++++ Material for this exercise

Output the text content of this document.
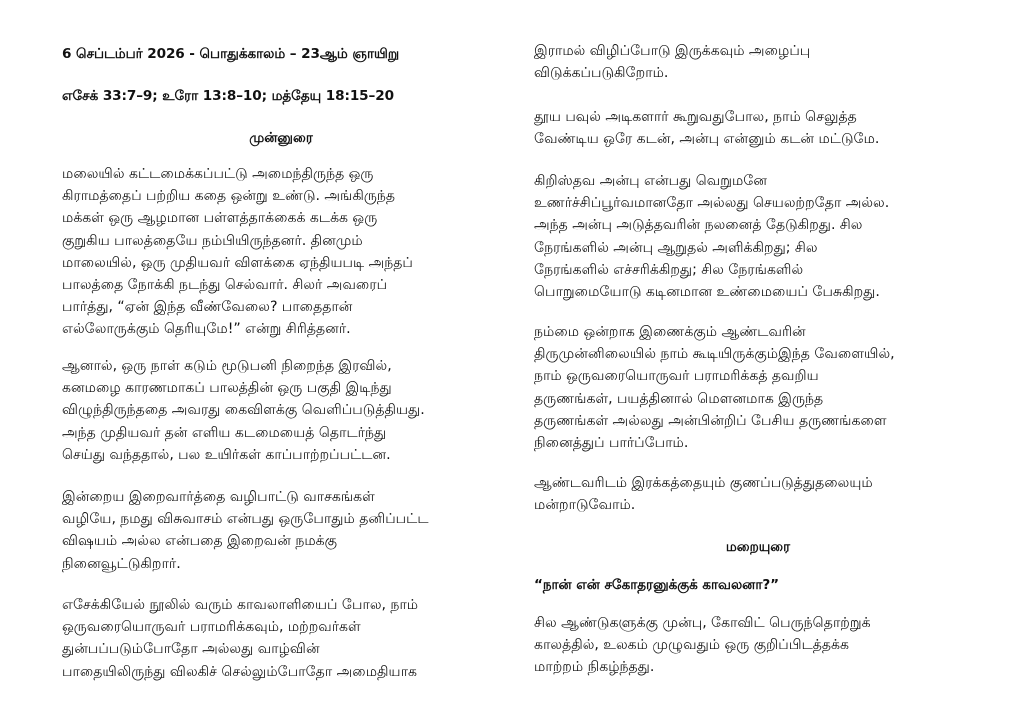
6 செப்டம்பர் 2026 - பொதுக்காலம் – 23ஆம் ஞாயிறு
எசேக் 33:7–9; உரோ 13:8–10; மத்தேயு 18:15–20
முன்னுரை
மலையில் கட்டமைக்கப்பட்டு அமைந்திருந்த ஒரு
கிராமத்தைப் பற்றிய கதை ஒன்று உண்டு. அங்கிருந்த
மக்கள் ஒரு ஆழமான பள்ளத்தாக்கைக் கடக்க ஒரு
குறுகிய பாலத்தையே நம்பியிருந்தனர். தினமும்
மாலையில், ஒரு முதியவர் விளக்கை ஏந்தியபடி அந்தப்
பாலத்தை நோக்கி நடந்து செல்வார். சிலர் அவரைப்
பார்த்து, “ஏன் இந்த வீண்வேலை? பாதைதான்
எல்லோருக்கும் தெரியுமே!” என்று சிரித்தனர்.
ஆனால், ஒரு நாள் கடும் மூடுபனி நிறைந்த இரவில்,
கனமழை காரணமாகப் பாலத்தின் ஒரு பகுதி இடிந்து
விழுந்திருந்ததை அவரது கைவிளக்கு வெளிப்படுத்தியது.
அந்த முதியவர் தன் எளிய கடமையைத் தொடர்ந்து
செய்து வந்ததால், பல உயிர்கள் காப்பாற்றப்பட்டன.
இன்றைய இறைவார்த்தை வழிபாட்டு வாசகங்கள்
வழியே, நமது விசுவாசம் என்பது ஒருபோதும் தனிப்பட்ட
விஷயம் அல்ல என்பதை இறைவன் நமக்கு
நினைவூட்டுகிறார்.
எசேக்கியேல் நூலில் வரும் காவலாளியைப் போல, நாம்
ஒருவரையொருவர் பராமரிக்கவும், மற்றவர்கள்
துன்பப்படும்போதோ அல்லது வாழ்வின்
பாதையிலிருந்து விலகிச் செல்லும்போதோ அமைதியாக
இராமல் விழிப்போடு இருக்கவும் அழைப்பு
விடுக்கப்படுகிறோம்.
தூய பவுல் அடிகளார் கூறுவதுபோல, நாம் செலுத்த
வேண்டிய ஒரே கடன், அன்பு என்னும் கடன் மட்டுமே.
கிறிஸ்தவ அன்பு என்பது வெறுமனே
உணர்ச்சிப்பூர்வமானதோ அல்லது செயலற்றதோ அல்ல.
அந்த அன்பு அடுத்தவரின் நலனைத் தேடுகிறது. சில
நேரங்களில் அன்பு ஆறுதல் அளிக்கிறது; சில
நேரங்களில் எச்சரிக்கிறது; சில நேரங்களில்
பொறுமையோடு கடினமான உண்மையைப் பேசுகிறது.
நம்மை ஒன்றாக இணைக்கும் ஆண்டவரின்
திருமுன்னிலையில் நாம் கூடியிருக்கும்இந்த வேளையில்,
நாம் ஒருவரையொருவர் பராமரிக்கத் தவறிய
தருணங்கள், பயத்தினால் மௌனமாக இருந்த
தருணங்கள் அல்லது அன்பின்றிப் பேசிய தருணங்களை
நினைத்துப் பார்ப்போம்.
ஆண்டவரிடம் இரக்கத்தையும் குணப்படுத்துதலையும்
மன்றாடுவோம்.
மறையுரை
“நான் என் சகோதரனுக்குக் காவலனா?”
சில ஆண்டுகளுக்கு முன்பு, கோவிட் பெருந்தொற்றுக்
காலத்தில், உலகம் முழுவதும் ஒரு குறிப்பிடத்தக்க
மாற்றம் நிகழ்ந்தது.
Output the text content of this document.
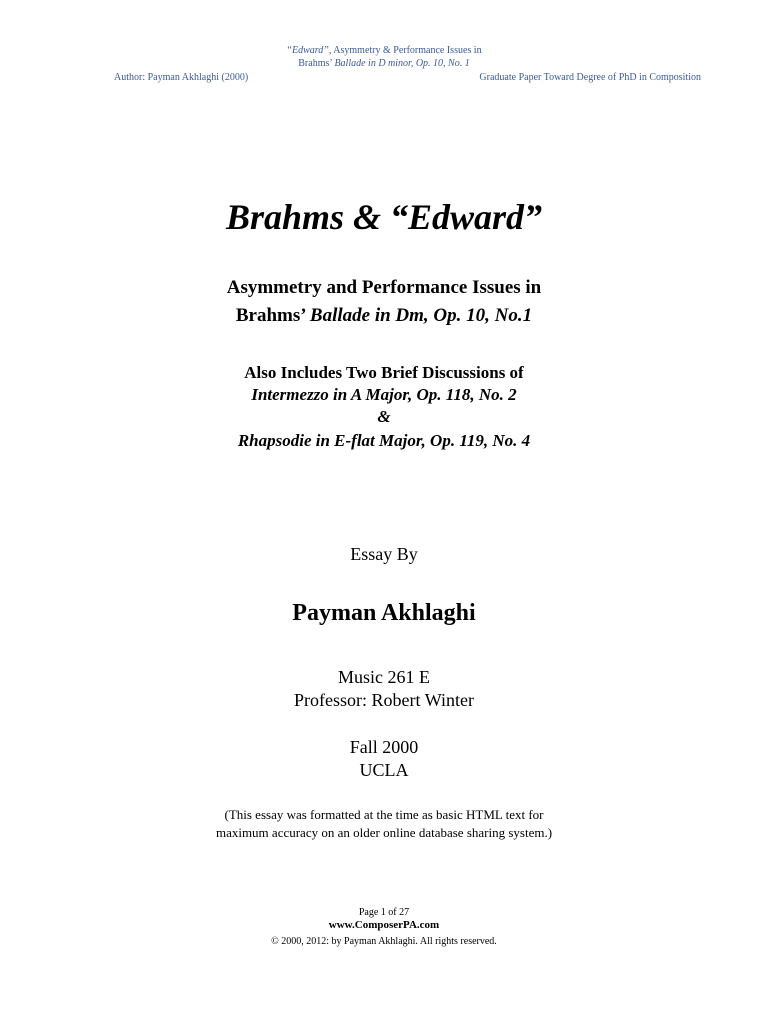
“Edward”, Asymmetry & Performance Issues in
Brahms’ Ballade in D minor, Op. 10, No. 1
Author: Payman Akhlaghi (2000)	Graduate Paper Toward Degree of PhD in Composition
Brahms & “Edward”
Asymmetry and Performance Issues in
Brahms’ Ballade in Dm, Op. 10, No.1
Also Includes Two Brief Discussions of
Intermezzo in A Major, Op. 118, No. 2
&
Rhapsodie in E-flat Major, Op. 119, No. 4
Essay By
Payman Akhlaghi
Music 261 E
Professor: Robert Winter
Fall 2000
UCLA
(This essay was formatted at the time as basic HTML text for
maximum accuracy on an older online database sharing system.)
Page 1 of 27
www.ComposerPA.com
© 2000, 2012: by Payman Akhlaghi. All rights reserved.
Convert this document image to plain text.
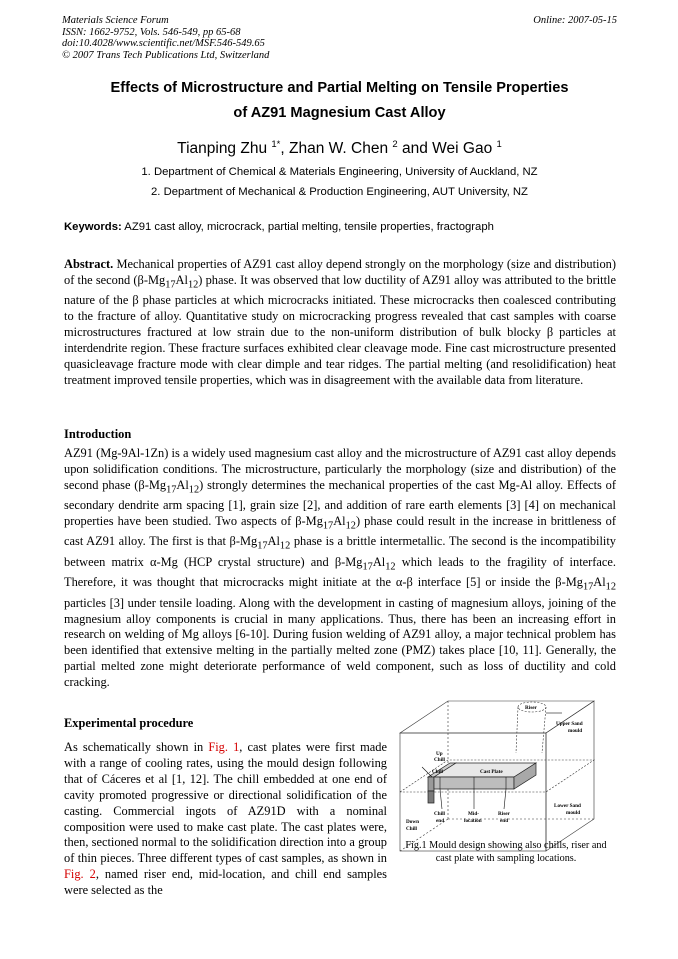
Materials Science Forum
ISSN: 1662-9752, Vols. 546-549, pp 65-68
doi:10.4028/www.scientific.net/MSF.546-549.65
© 2007 Trans Tech Publications Ltd, Switzerland
Online: 2007-05-15
Effects of Microstructure and Partial Melting on Tensile Properties
of AZ91 Magnesium Cast Alloy
Tianping Zhu $^{1*}$, Zhan W. Chen $^2$ and Wei Gao $^1$
1. Department of Chemical & Materials Engineering, University of Auckland, NZ
2. Department of Mechanical & Production Engineering, AUT University, NZ
Keywords: AZ91 cast alloy, microcrack, partial melting, tensile properties, fractograph

Abstract. Mechanical properties of AZ91 cast alloy depend strongly on the morphology (size and distribution) of the second $(\beta-Mg_{17}Al_{12})$ phase. It was observed that low ductility of AZ91 alloy was attributed to the brittle nature of the β phase particles at which microcracks initiated. These microcracks then coalesced contributing to the fracture of alloy. Quantitative study on microcracking progress revealed that cast samples with coarse microstructures fractured at low strain due to the non-uniform distribution of bulk blocky β particles at interdendrite region. These fracture surfaces exhibited clear cleavage mode. Fine cast microstructure presented quasicleavage fracture mode with clear dimple and tear ridges. The partial melting (and resolidification) heat treatment improved tensile properties, which was in disagreement with the available data from literature.

Introduction

AZ91 (Mg-9Al-1Zn) is a widely used magnesium cast alloy and the microstructure of AZ91 cast alloy depends upon solidification conditions. The microstructure, particularly the morphology (size and distribution) of the second phase $(\beta-Mg_{17}Al_{12})$ strongly determines the mechanical properties of the cast Mg-Al alloy. Effects of secondary dendrite arm spacing [1], grain size [2], and addition of rare earth elements [3] [4] on mechanical properties have been studied. Two aspects of $\beta-Mg_{17}Al_{12}$) phase could result in the increase in brittleness of cast AZ91 alloy. The first is that $\beta-Mg_{17}Al_{12}$ phase is a brittle intermetallic. The second is the incompatibility between matrix α-Mg (HCP crystal structure) and $\beta-Mg_{17}Al_{12}$ which leads to the fragility of interface. Therefore, it was thought that microcracks might initiate at the α-β interface [5] or inside the $\beta-Mg_{17}Al_{12}$ particles [3] under tensile loading. Along with the development in casting of magnesium alloys, joining of the magnesium alloy components is crucial in many applications. Thus, there has been an increasing effort in research on welding of Mg alloys [6-10]. During fusion welding of AZ91 alloy, a major technical problem has been identified that extensive melting in the partially melted zone (PMZ) takes place [10, 11]. Generally, the partial melted zone might deteriorate performance of weld component, such as loss of ductility and cold cracking.

Experimental procedure

As schematically shown in Fig. 1, cast plates were first made with a range of cooling rates, using the mould design following that of Cáceres et al [1, 12]. The chill embedded at one end of cavity promoted progressive or directional solidification of the casting. Commercial ingots of AZ91D with a nominal composition were used to make cast plate. The cast plates were, then, sectioned normal to the solidification direction into a group of thin pieces. Three different types of cast samples, as shown in Fig. 2, named riser end, mid-location, and chill end samples were selected as the

Riser
Upper Sand
mould
Up
Chill
Chill	Cast Plate
Lower Sand
mould
Down
Chill
Chill
end
Mid-
location
Riser
end
Fig.1 Mould design showing also chills, riser and cast plate with sampling locations.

++++++++

Print every record above exactly as written, leaving out the pictures.

Output the text content of this document.
6 செப்டம்பர் 2026 - பொதுக்காலம் – 23ஆம் ஞாயிறு
எசேக் 33:7–9; உரோ 13:8–10; மத்தேயு 18:15–20
முன்னுரை
மலையில் கட்டமைக்கப்பட்டு அமைந்திருந்த ஒரு
கிராமத்தைப் பற்றிய கதை ஒன்று உண்டு. அங்கிருந்த
மக்கள் ஒரு ஆழமான பள்ளத்தாக்கைக் கடக்க ஒரு
குறுகிய பாலத்தையே நம்பியிருந்தனர். தினமும்
மாலையில், ஒரு முதியவர் விளக்கை ஏந்தியபடி அந்தப்
பாலத்தை நோக்கி நடந்து செல்வார். சிலர் அவரைப்
பார்த்து, “ஏன் இந்த வீண்வேலை? பாதைதான்
எல்லோருக்கும் தெரியுமே!” என்று சிரித்தனர்.
ஆனால், ஒரு நாள் கடும் மூடுபனி நிறைந்த இரவில்,
கனமழை காரணமாகப் பாலத்தின் ஒரு பகுதி இடிந்து
விழுந்திருந்ததை அவரது கைவிளக்கு வெளிப்படுத்தியது.
அந்த முதியவர் தன் எளிய கடமையைத் தொடர்ந்து
செய்து வந்ததால், பல உயிர்கள் காப்பாற்றப்பட்டன.
இன்றைய இறைவார்த்தை வழிபாட்டு வாசகங்கள்
வழியே, நமது விசுவாசம் என்பது ஒருபோதும் தனிப்பட்ட
விஷயம் அல்ல என்பதை இறைவன் நமக்கு
நினைவூட்டுகிறார்.
எசேக்கியேல் நூலில் வரும் காவலாளியைப் போல, நாம்
ஒருவரையொருவர் பராமரிக்கவும், மற்றவர்கள்
துன்பப்படும்போதோ அல்லது வாழ்வின்
பாதையிலிருந்து விலகிச் செல்லும்போதோ அமைதியாக
இராமல் விழிப்போடு இருக்கவும் அழைப்பு
விடுக்கப்படுகிறோம்.
தூய பவுல் அடிகளார் கூறுவதுபோல, நாம் செலுத்த
வேண்டிய ஒரே கடன், அன்பு என்னும் கடன் மட்டுமே.
கிறிஸ்தவ அன்பு என்பது வெறுமனே
உணர்ச்சிப்பூர்வமானதோ அல்லது செயலற்றதோ அல்ல.
அந்த அன்பு அடுத்தவரின் நலனைத் தேடுகிறது. சில
நேரங்களில் அன்பு ஆறுதல் அளிக்கிறது; சில
நேரங்களில் எச்சரிக்கிறது; சில நேரங்களில்
பொறுமையோடு கடினமான உண்மையைப் பேசுகிறது.
நம்மை ஒன்றாக இணைக்கும் ஆண்டவரின்
திருமுன்னிலையில் நாம் கூடியிருக்கும்இந்த வேளையில்,
நாம் ஒருவரையொருவர் பராமரிக்கத் தவறிய
தருணங்கள், பயத்தினால் மௌனமாக இருந்த
தருணங்கள் அல்லது அன்பின்றிப் பேசிய தருணங்களை
நினைத்துப் பார்ப்போம்.
ஆண்டவரிடம் இரக்கத்தையும் குணப்படுத்துதலையும்
மன்றாடுவோம்.
மறையுரை
“நான் என் சகோதரனுக்குக் காவலனா?”
சில ஆண்டுகளுக்கு முன்பு, கோவிட் பெருந்தொற்றுக்
காலத்தில், உலகம் முழுவதும் ஒரு குறிப்பிடத்தக்க
மாற்றம் நிகழ்ந்தது.
Output the text content of this document.
“Edward”, Asymmetry & Performance Issues in
Brahms’ Ballade in D minor, Op. 10, No. 1
Author: Payman Akhlaghi (2000)	Graduate Paper Toward Degree of PhD in Composition
Brahms & “Edward”
Asymmetry and Performance Issues in
Brahms’ Ballade in Dm, Op. 10, No.1
Also Includes Two Brief Discussions of
Intermezzo in A Major, Op. 118, No. 2
&
Rhapsodie in E-flat Major, Op. 119, No. 4
Essay By
Payman Akhlaghi
Music 261 E
Professor: Robert Winter
Fall 2000
UCLA
(This essay was formatted at the time as basic HTML text for
maximum accuracy on an older online database sharing system.)
Page 1 of 27
www.ComposerPA.com
© 2000, 2012: by Payman Akhlaghi. All rights reserved.
Convert this document image to plain text.
Materials Science Forum
ISSN: 1662-9752, Vols. 546-549, pp 65-68
doi:10.4028/www.scientific.net/MSF.546-549.65
© 2007 Trans Tech Publications Ltd, Switzerland
Online: 2007-05-15
Effects of Microstructure and Partial Melting on Tensile Properties
of AZ91 Magnesium Cast Alloy
Tianping Zhu $^{1*}$, Zhan W. Chen $^2$ and Wei Gao $^1$
1. Department of Chemical & Materials Engineering, University of Auckland, NZ
2. Department of Mechanical & Production Engineering, AUT University, NZ
Keywords: AZ91 cast alloy, microcrack, partial melting, tensile properties, fractograph

Abstract. Mechanical properties of AZ91 cast alloy depend strongly on the morphology (size and distribution) of the second $(\beta-Mg_{17}Al_{12})$ phase. It was observed that low ductility of AZ91 alloy was attributed to the brittle nature of the β phase particles at which microcracks initiated. These microcracks then coalesced contributing to the fracture of alloy. Quantitative study on microcracking progress revealed that cast samples with coarse microstructures fractured at low strain due to the non-uniform distribution of bulk blocky β particles at interdendrite region. These fracture surfaces exhibited clear cleavage mode. Fine cast microstructure presented quasicleavage fracture mode with clear dimple and tear ridges. The partial melting (and resolidification) heat treatment improved tensile properties, which was in disagreement with the available data from literature.

Introduction

AZ91 (Mg-9Al-1Zn) is a widely used magnesium cast alloy and the microstructure of AZ91 cast alloy depends upon solidification conditions. The microstructure, particularly the morphology (size and distribution) of the second phase $(\beta-Mg_{17}Al_{12})$ strongly determines the mechanical properties of the cast Mg-Al alloy. Effects of secondary dendrite arm spacing [1], grain size [2], and addition of rare earth elements [3] [4] on mechanical properties have been studied. Two aspects of $\beta-Mg_{17}Al_{12}$) phase could result in the increase in brittleness of cast AZ91 alloy. The first is that $\beta-Mg_{17}Al_{12}$ phase is a brittle intermetallic. The second is the incompatibility between matrix α-Mg (HCP crystal structure) and $\beta-Mg_{17}Al_{12}$ which leads to the fragility of interface. Therefore, it was thought that microcracks might initiate at the α-β interface [5] or inside the $\beta-Mg_{17}Al_{12}$ particles [3] under tensile loading. Along with the development in casting of magnesium alloys, joining of the magnesium alloy components is crucial in many applications. Thus, there has been an increasing effort in research on welding of Mg alloys [6-10]. During fusion welding of AZ91 alloy, a major technical problem has been identified that extensive melting in the partially melted zone (PMZ) takes place [10, 11]. Generally, the partial melted zone might deteriorate performance of weld component, such as loss of ductility and cold cracking.

Experimental procedure

As schematically shown in Fig. 1, cast plates were first made with a range of cooling rates, using the mould design following that of Cáceres et al [1, 12]. The chill embedded at one end of cavity promoted progressive or directional solidification of the casting. Commercial ingots of AZ91D with a nominal composition were used to make cast plate. The cast plates were, then, sectioned normal to the solidification direction into a group of thin pieces. Three different types of cast samples, as shown in Fig. 2, named riser end, mid-location, and chill end samples were selected as the

Riser
Upper Sand
mould
Up
Chill
Chill	Cast Plate
Lower Sand
mould
Down
Chill
Chill
end
Mid-
location
Riser
end
Fig.1 Mould design showing also chills, riser and cast plate with sampling locations.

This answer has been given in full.